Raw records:

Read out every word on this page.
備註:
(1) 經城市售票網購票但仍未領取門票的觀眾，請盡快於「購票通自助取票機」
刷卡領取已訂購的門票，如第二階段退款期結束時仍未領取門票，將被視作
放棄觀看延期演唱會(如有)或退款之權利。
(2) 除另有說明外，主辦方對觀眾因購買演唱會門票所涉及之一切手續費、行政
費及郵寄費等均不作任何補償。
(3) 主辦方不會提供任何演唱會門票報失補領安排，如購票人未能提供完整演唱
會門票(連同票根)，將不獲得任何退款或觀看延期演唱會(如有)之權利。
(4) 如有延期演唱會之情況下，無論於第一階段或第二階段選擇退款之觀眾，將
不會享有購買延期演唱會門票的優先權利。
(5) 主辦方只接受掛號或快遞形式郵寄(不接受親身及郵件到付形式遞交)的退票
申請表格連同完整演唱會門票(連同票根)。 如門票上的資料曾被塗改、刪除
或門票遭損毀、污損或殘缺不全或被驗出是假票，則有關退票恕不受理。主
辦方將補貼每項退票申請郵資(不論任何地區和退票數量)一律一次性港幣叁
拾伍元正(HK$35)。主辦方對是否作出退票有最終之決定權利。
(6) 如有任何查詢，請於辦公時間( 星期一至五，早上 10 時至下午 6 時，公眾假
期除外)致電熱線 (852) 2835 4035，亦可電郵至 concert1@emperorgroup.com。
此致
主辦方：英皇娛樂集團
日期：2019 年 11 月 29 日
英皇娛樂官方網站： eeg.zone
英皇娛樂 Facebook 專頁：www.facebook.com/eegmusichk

### Goal
Repeat the listing exactly, from its first line to its last.

### Correct output
Read out every word on this page.
備註:
(1) 經城市售票網購票但仍未領取門票的觀眾，請盡快於「購票通自助取票機」
刷卡領取已訂購的門票，如第二階段退款期結束時仍未領取門票，將被視作
放棄觀看延期演唱會(如有)或退款之權利。
(2) 除另有說明外，主辦方對觀眾因購買演唱會門票所涉及之一切手續費、行政
費及郵寄費等均不作任何補償。
(3) 主辦方不會提供任何演唱會門票報失補領安排，如購票人未能提供完整演唱
會門票(連同票根)，將不獲得任何退款或觀看延期演唱會(如有)之權利。
(4) 如有延期演唱會之情況下，無論於第一階段或第二階段選擇退款之觀眾，將
不會享有購買延期演唱會門票的優先權利。
(5) 主辦方只接受掛號或快遞形式郵寄(不接受親身及郵件到付形式遞交)的退票
申請表格連同完整演唱會門票(連同票根)。 如門票上的資料曾被塗改、刪除
或門票遭損毀、污損或殘缺不全或被驗出是假票，則有關退票恕不受理。主
辦方將補貼每項退票申請郵資(不論任何地區和退票數量)一律一次性港幣叁
拾伍元正(HK$35)。主辦方對是否作出退票有最終之決定權利。
(6) 如有任何查詢，請於辦公時間( 星期一至五，早上 10 時至下午 6 時，公眾假
期除外)致電熱線 (852) 2835 4035，亦可電郵至 concert1@emperorgroup.com。
此致
主辦方：英皇娛樂集團
日期：2019 年 11 月 29 日
英皇娛樂官方網站： eeg.zone
英皇娛樂 Facebook 專頁：www.facebook.com/eegmusichk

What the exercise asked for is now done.